--- Excerpted passage ---

The Recorder correctly took the view, as he said at the outset of his judgment, that the test he had to apply was that set out by Wall LJ in Re B and KB and he referred to paragraph 55 of that decision in which Wall LJ had quoted Thorpe LJ’s restatement of the principles in Re L-A. In my view, a complete reading of his judgment shows that he took into account not only physical risk to C and G but also emotional risk and was conscious that an interim care order could, in a proper case, be required to protect a child’s psychological safety/welfare, not just his or her physical safety. There are references throughout the judgment to aspects of harm and risk which are not associated with physical safety, whether neglect and emotional harm/risk or (in the case of C) educational harm flowing from a failure to attend school. Examples of this are contained in the passages from the judgment that I have set out above. His view was that these emotional and educational issues were not sufficient to require the separation of the two younger children from the parents by way of interim protection. This was a view that was open to him, not least in the light of the fact that the local authority had not intervened over issues such as this over many years and, it would seem, were only ultimately provoked to take care proceedings by the physical risk which they considered to have been revealed by the events of 18 February 2010.
Physical harm
The Recorder was, of course, obliged to consider the case as a whole, rather than examining physical and emotional risk separately, and it is clear that he did this and that his view of whether the emotional and educational issues were sufficient to require an interim care order was conditioned by his view of the question of physical risk. He had concluded that there was no immediate risk to the physical safety of either G or C. He rightly recognised that physical risk was dependent, to a significant degree, upon the events of 18 February 2010 and what the older boys had said had happened on that day. All the advocates had agreed that it would be inappropriate for him to make findings of fact at the interim stage; it would have been quite exceptional if they had advocated any other approach. An interim hearing presents a judge with a challenge which is, in some ways, more difficult than the challenge of a final hearing. The trial judge will have the benefit of all the material about the family that can be gathered together and will have the advantage of seeing the evidence tested in full cross-examination whereas, at the interim stage, the judge can only bring a critical eye to bear on the case so far, on the alert for glaring contradictions, frank impossibility in what is described or anything else which ought to give rise to real doubts in relation to the cogency of the material.
The Recorder was doubtful about whether reliance could be placed on what the older boys had said on 18 February 2010 and thereafter. He expressly did not make findings of violence by the father against them. He described the evidence that G’s head was pushed against the sofa as “thin, weak and unconvincing”. He did not deal expressly with the allegation that C had been kicked but, in the light of his general approach to the accounts given by R and GR and his conclusion that she would not suffer physical harm if returned home, he must have reached a similar view about that.
The local authority and the guardian submit that the Recorder’s approach to the question of physical harm was flawed and that he failed to give sufficient weight to the accounts of the older two boys on and after 18 February 2010.

--- Recorded data ---

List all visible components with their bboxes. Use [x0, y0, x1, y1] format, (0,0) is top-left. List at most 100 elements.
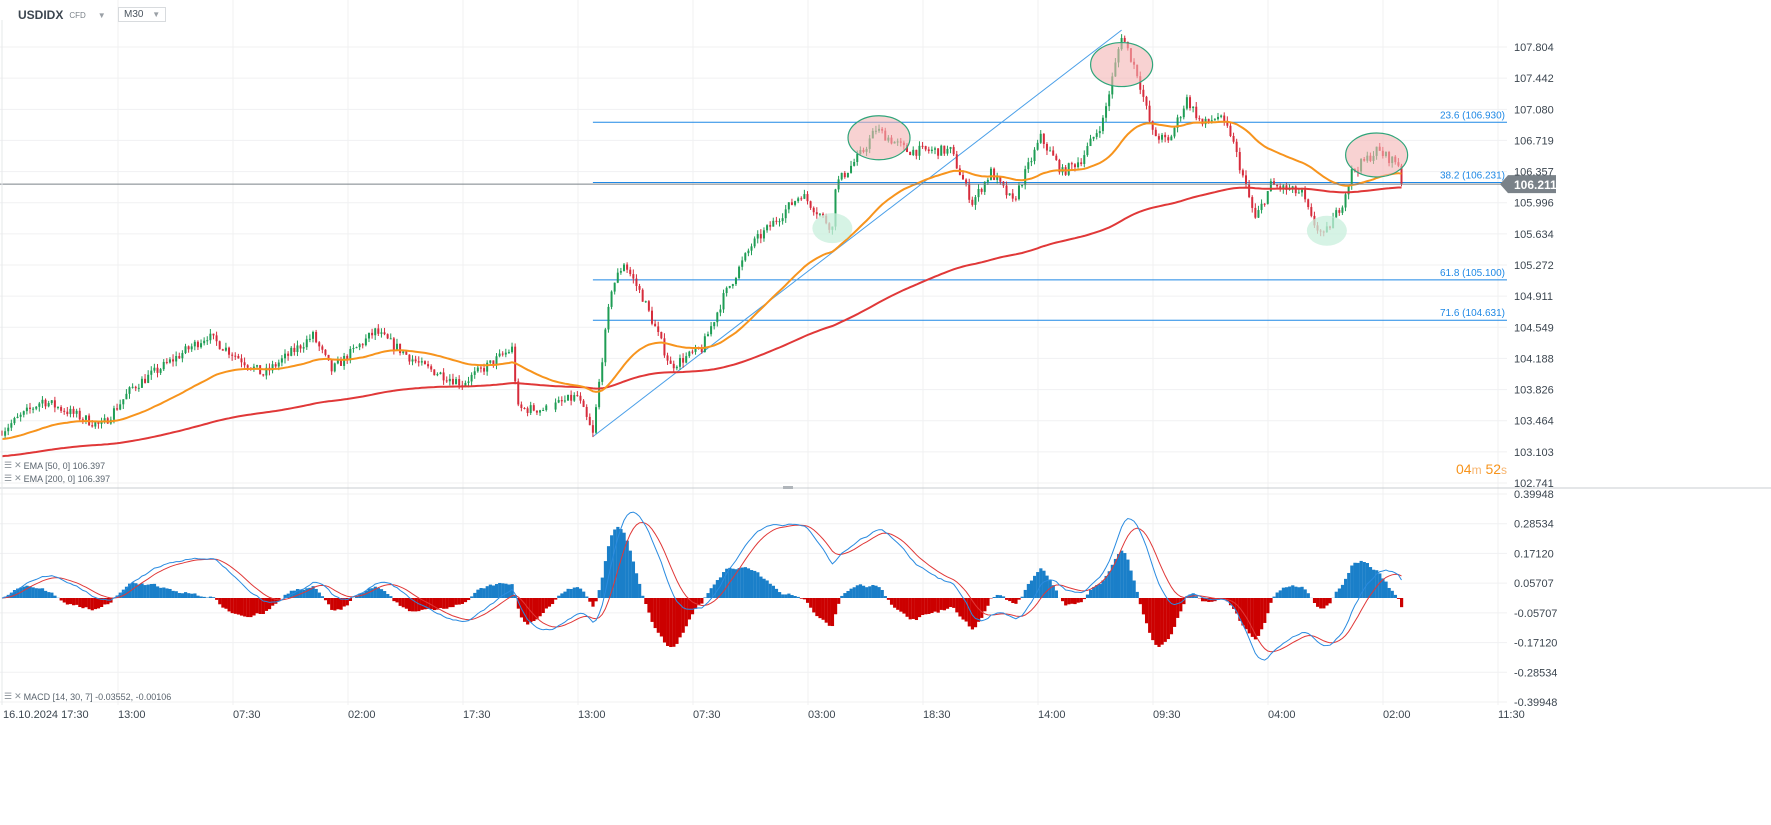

---

→ Direction: Reproduce the judgment excerpt from "The Recorder was doubtful" to "after 18 February 2010.", renaming "older boys" as "elder boys" throughout. The material placed after the judgment excerpt is separate from it.

→ Solution to the exercise:
The Recorder was doubtful about whether reliance could be placed on what the elder boys had said on 18 February 2010 and thereafter. He expressly did not make findings of violence by the father against them. He described the evidence that G’s head was pushed against the sofa as “thin, weak and unconvincing”. He did not deal expressly with the allegation that C had been kicked but, in the light of his general approach to the accounts given by R and GR and his conclusion that she would not suffer physical harm if returned home, he must have reached a similar view about that.
The local authority and the guardian submit that the Recorder’s approach to the question of physical harm was flawed and that he failed to give sufficient weight to the accounts of the older two boys on and after 18 February 2010.